◆ Task to complete: Using the entries that follow, collect the lines where the word "JSON" appears.

◆ Entries shown:
-- BEGIN --

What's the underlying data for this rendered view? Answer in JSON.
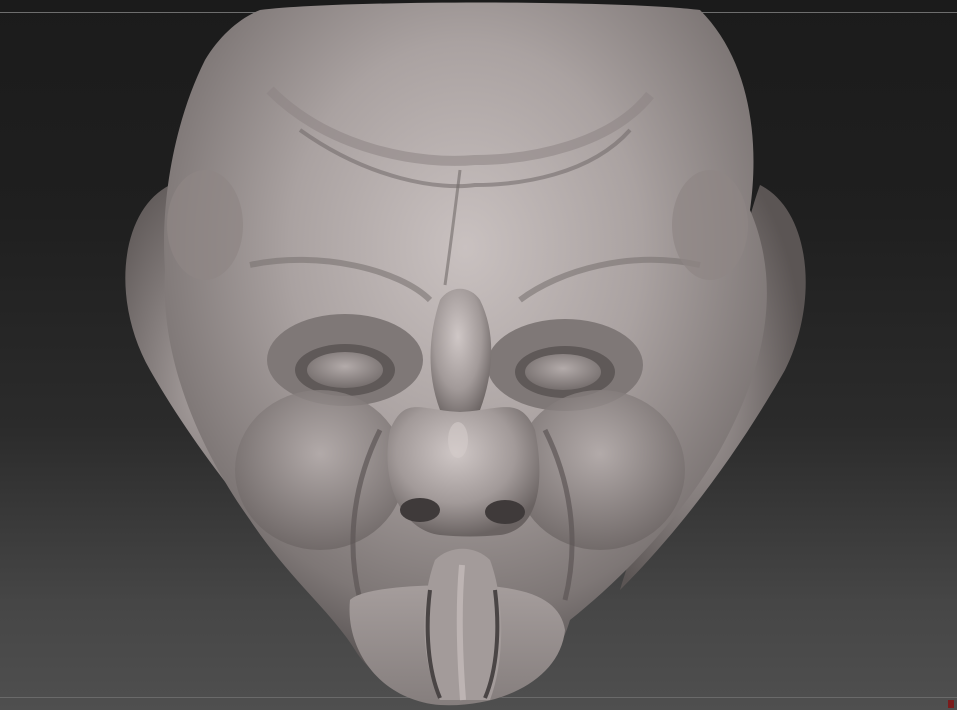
{
  "viewport": {
    "background_top": "#1b1b1b",
    "background_bottom": "#4f4f4f",
    "guide_line_color": "#6e6e6e",
    "corner_marker_color": "#7a1c1c"
  },
  "model": {
    "material_color": "#a8a1a0",
    "shadow_color": "#4a4545",
    "highlight_color": "#d9d2d1"
  }
}
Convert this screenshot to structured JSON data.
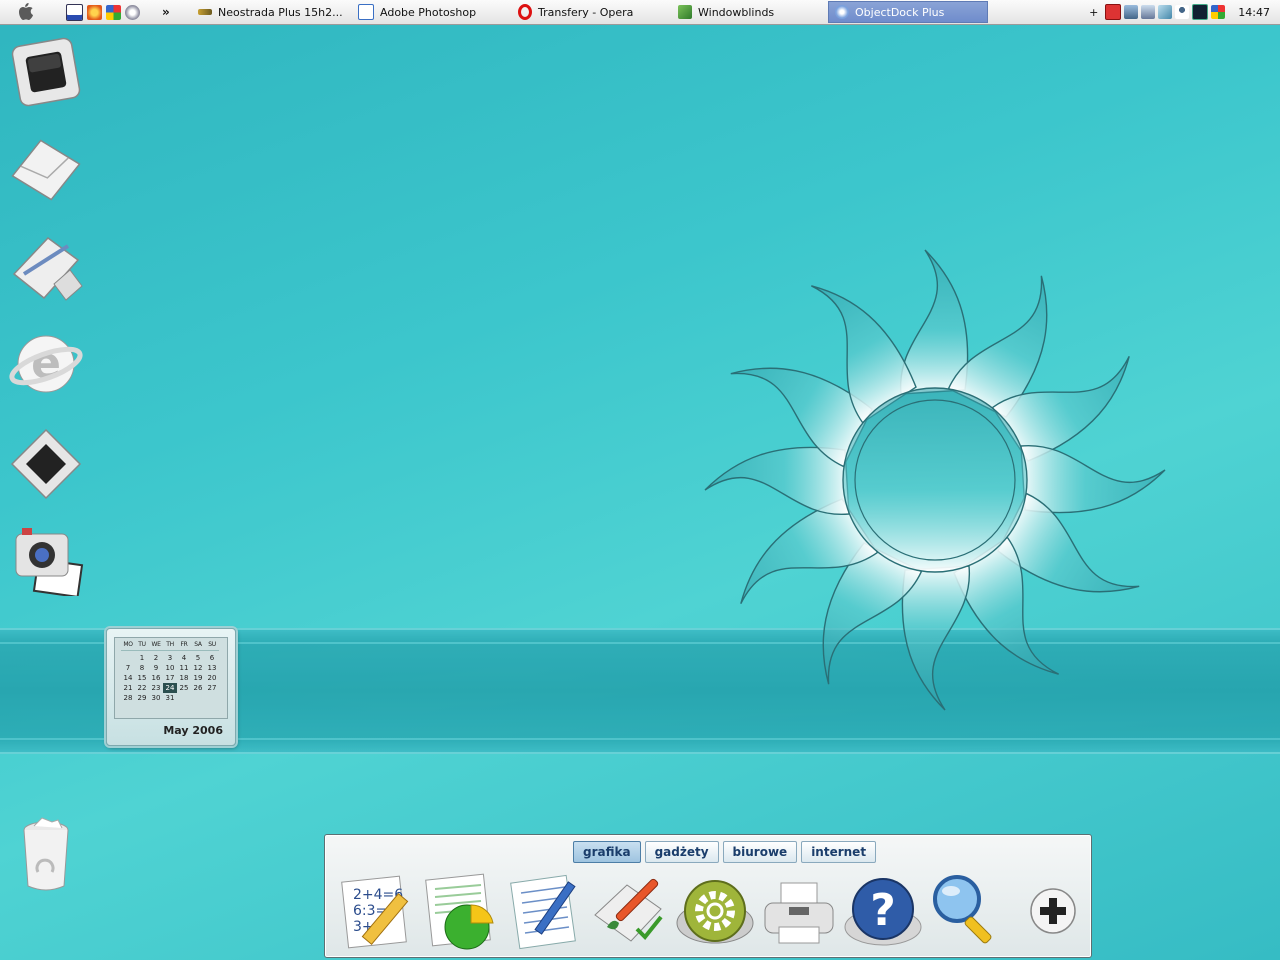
{
  "taskbar": {
    "quicklaunch": [
      "explorer-icon",
      "browser-icon",
      "windows-flag-icon",
      "media-player-icon"
    ],
    "overflow": "»",
    "tasks": [
      {
        "label": "Neostrada Plus 15h2...",
        "icon": "connection-icon",
        "active": false
      },
      {
        "label": "Adobe Photoshop",
        "icon": "photoshop-icon",
        "active": false
      },
      {
        "label": "Transfery - Opera",
        "icon": "opera-icon",
        "active": false
      },
      {
        "label": "Windowblinds",
        "icon": "windowblinds-icon",
        "active": false
      },
      {
        "label": "ObjectDock Plus",
        "icon": "objectdock-icon",
        "active": true
      }
    ],
    "tray_plus": "+",
    "clock": "14:47"
  },
  "calendar": {
    "weekdays": [
      "MO",
      "TU",
      "WE",
      "TH",
      "FR",
      "SA",
      "SU"
    ],
    "days": [
      "",
      "1",
      "2",
      "3",
      "4",
      "5",
      "6",
      "7",
      "8",
      "9",
      "10",
      "11",
      "12",
      "13",
      "14",
      "15",
      "16",
      "17",
      "18",
      "19",
      "20",
      "21",
      "22",
      "23",
      "24",
      "25",
      "26",
      "27",
      "28",
      "29",
      "30",
      "31"
    ],
    "today": "24",
    "caption": "May  2006"
  },
  "dock": {
    "tabs": [
      "grafika",
      "gadżety",
      "biurowe",
      "internet"
    ],
    "selected_tab": "grafika",
    "items": [
      "math-icon",
      "spreadsheet-chart-icon",
      "notepad-icon",
      "paint-icon",
      "settings-icon",
      "printer-icon",
      "help-icon",
      "search-icon",
      "add-icon"
    ]
  },
  "desktop": {
    "icons": [
      "ipod-icon",
      "mail-icon",
      "writing-icon",
      "internet-explorer-icon",
      "ipod-icon",
      "camera-icon",
      "recycle-bin-icon"
    ],
    "accent": "#3cc6cc"
  }
}
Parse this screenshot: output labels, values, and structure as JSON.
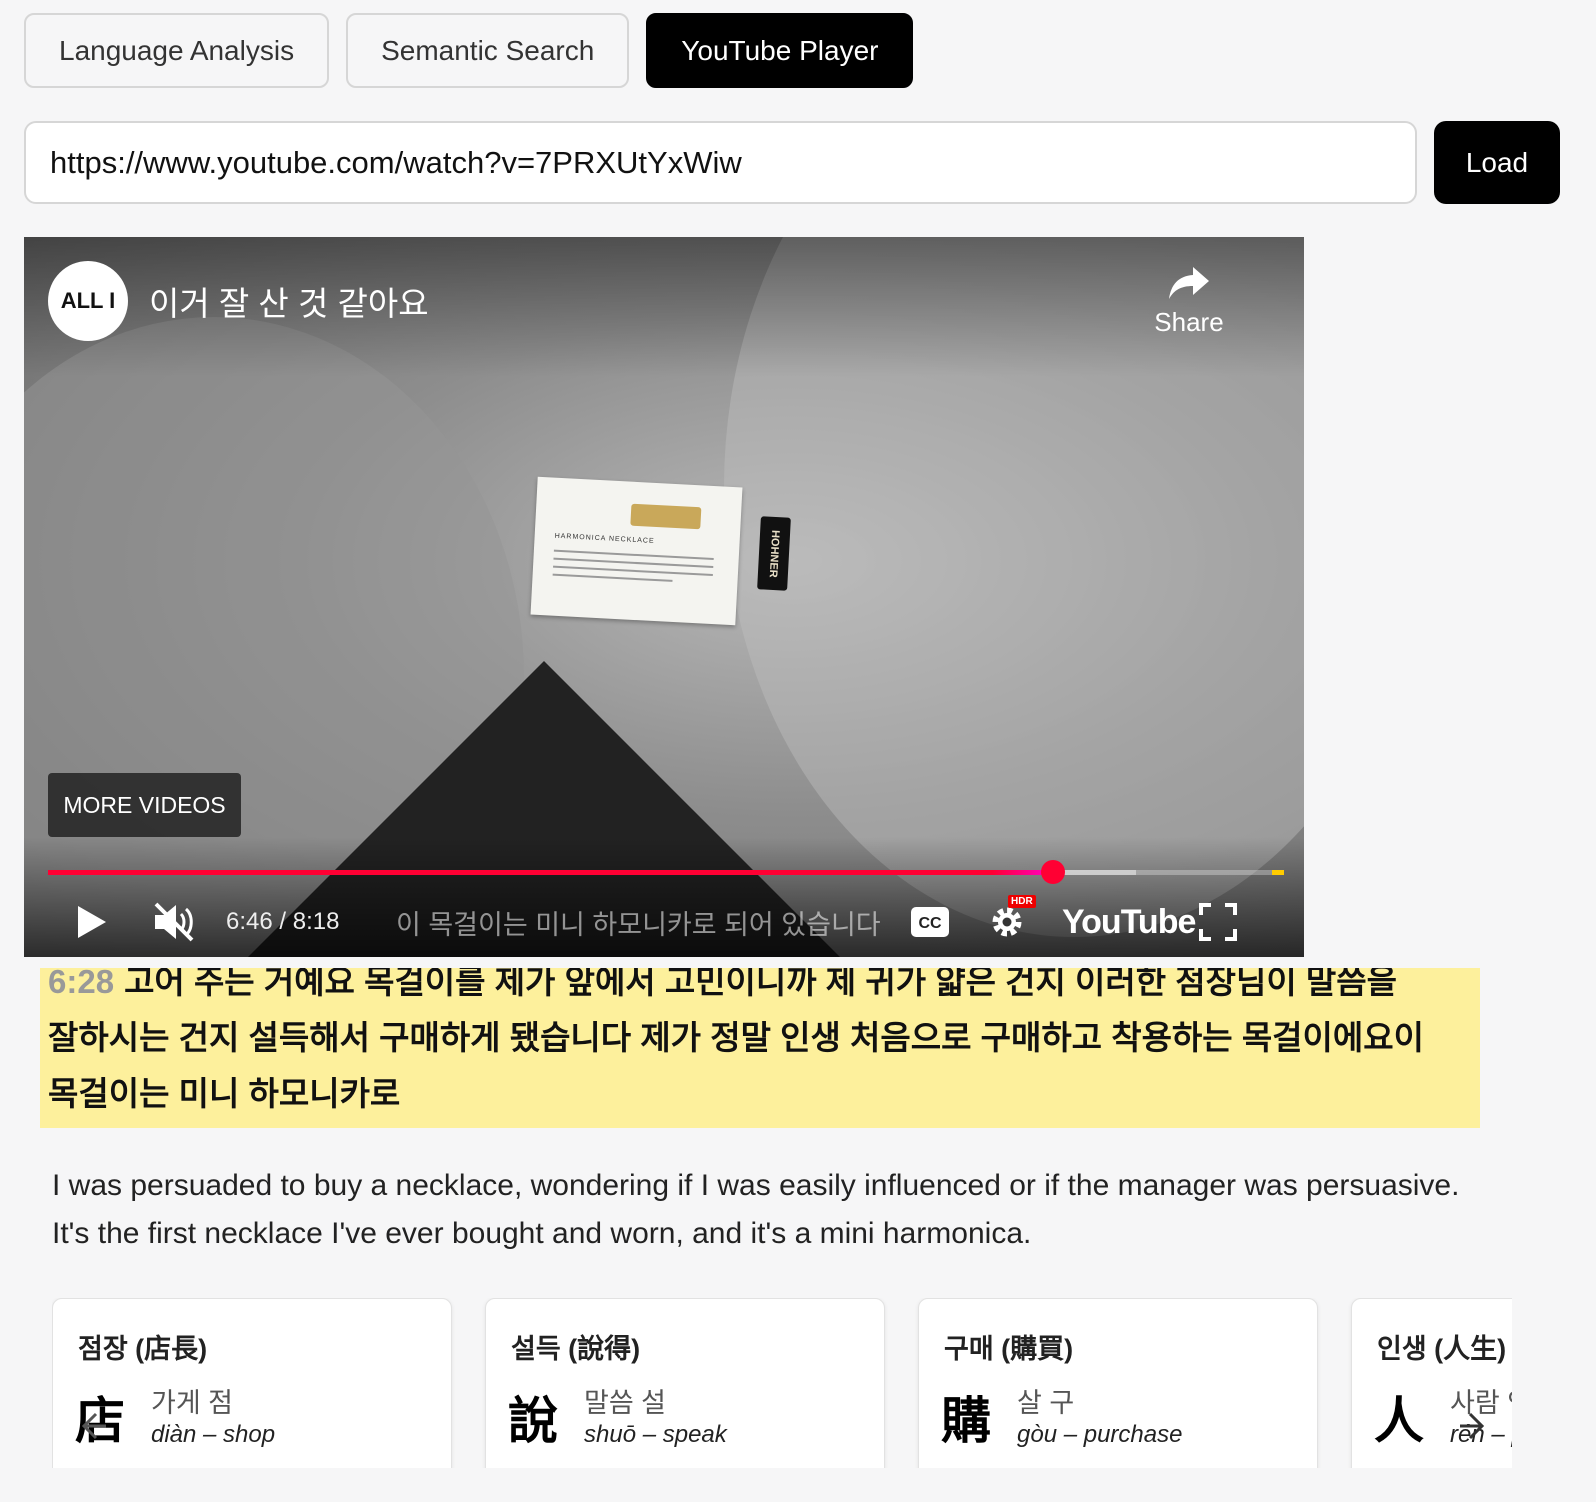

-- END --

◆ Reply:
What's the underlying data for this rendered view? Answer in JSON.
Convert this screenshot to structured JSON data.
Parse this screenshot: output labels, values, and structure as JSON.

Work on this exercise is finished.